▶ **Goal of the exercise**
Images embedded in the records are excluded; print everything else exactly as given.

▶ **Figure record listings**
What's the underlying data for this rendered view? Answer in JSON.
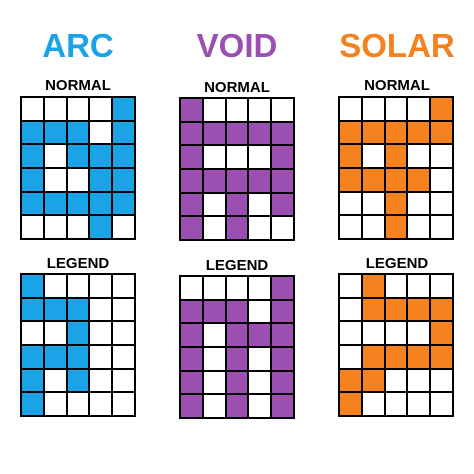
{
  "colors": {
    "arc": "#1aa3e6",
    "void": "#9b4fb0",
    "solar": "#f5821f",
    "empty": "#ffffff"
  },
  "columns": [
    {
      "key": "arc",
      "title": "ARC",
      "panels": [
        {
          "label": "NORMAL",
          "rows": [
            "00001",
            "11101",
            "10111",
            "10011",
            "11111",
            "00010"
          ]
        },
        {
          "label": "LEGEND",
          "rows": [
            "10000",
            "11100",
            "00100",
            "11100",
            "10100",
            "10000"
          ]
        }
      ]
    },
    {
      "key": "void",
      "title": "VOID",
      "panels": [
        {
          "label": "NORMAL",
          "rows": [
            "10000",
            "11111",
            "10001",
            "11111",
            "10101",
            "10100"
          ]
        },
        {
          "label": "LEGEND",
          "rows": [
            "00001",
            "11101",
            "10111",
            "10101",
            "10101",
            "10101"
          ]
        }
      ]
    },
    {
      "key": "solar",
      "title": "SOLAR",
      "panels": [
        {
          "label": "NORMAL",
          "rows": [
            "00001",
            "11111",
            "10100",
            "11110",
            "00100",
            "00100"
          ]
        },
        {
          "label": "LEGEND",
          "rows": [
            "01000",
            "01111",
            "00001",
            "01111",
            "11000",
            "10000"
          ]
        }
      ]
    }
  ]
}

▶ **Written answer**
What's the underlying data for this rendered view? Answer in JSON.
{
  "colors": {
    "arc": "#1aa3e6",
    "void": "#9b4fb0",
    "solar": "#f5821f",
    "empty": "#ffffff"
  },
  "columns": [
    {
      "key": "arc",
      "title": "ARC",
      "panels": [
        {
          "label": "NORMAL",
          "rows": [
            "00001",
            "11101",
            "10111",
            "10011",
            "11111",
            "00010"
          ]
        },
        {
          "label": "LEGEND",
          "rows": [
            "10000",
            "11100",
            "00100",
            "11100",
            "10100",
            "10000"
          ]
        }
      ]
    },
    {
      "key": "void",
      "title": "VOID",
      "panels": [
        {
          "label": "NORMAL",
          "rows": [
            "10000",
            "11111",
            "10001",
            "11111",
            "10101",
            "10100"
          ]
        },
        {
          "label": "LEGEND",
          "rows": [
            "00001",
            "11101",
            "10111",
            "10101",
            "10101",
            "10101"
          ]
        }
      ]
    },
    {
      "key": "solar",
      "title": "SOLAR",
      "panels": [
        {
          "label": "NORMAL",
          "rows": [
            "00001",
            "11111",
            "10100",
            "11110",
            "00100",
            "00100"
          ]
        },
        {
          "label": "LEGEND",
          "rows": [
            "01000",
            "01111",
            "00001",
            "01111",
            "11000",
            "10000"
          ]
        }
      ]
    }
  ]
}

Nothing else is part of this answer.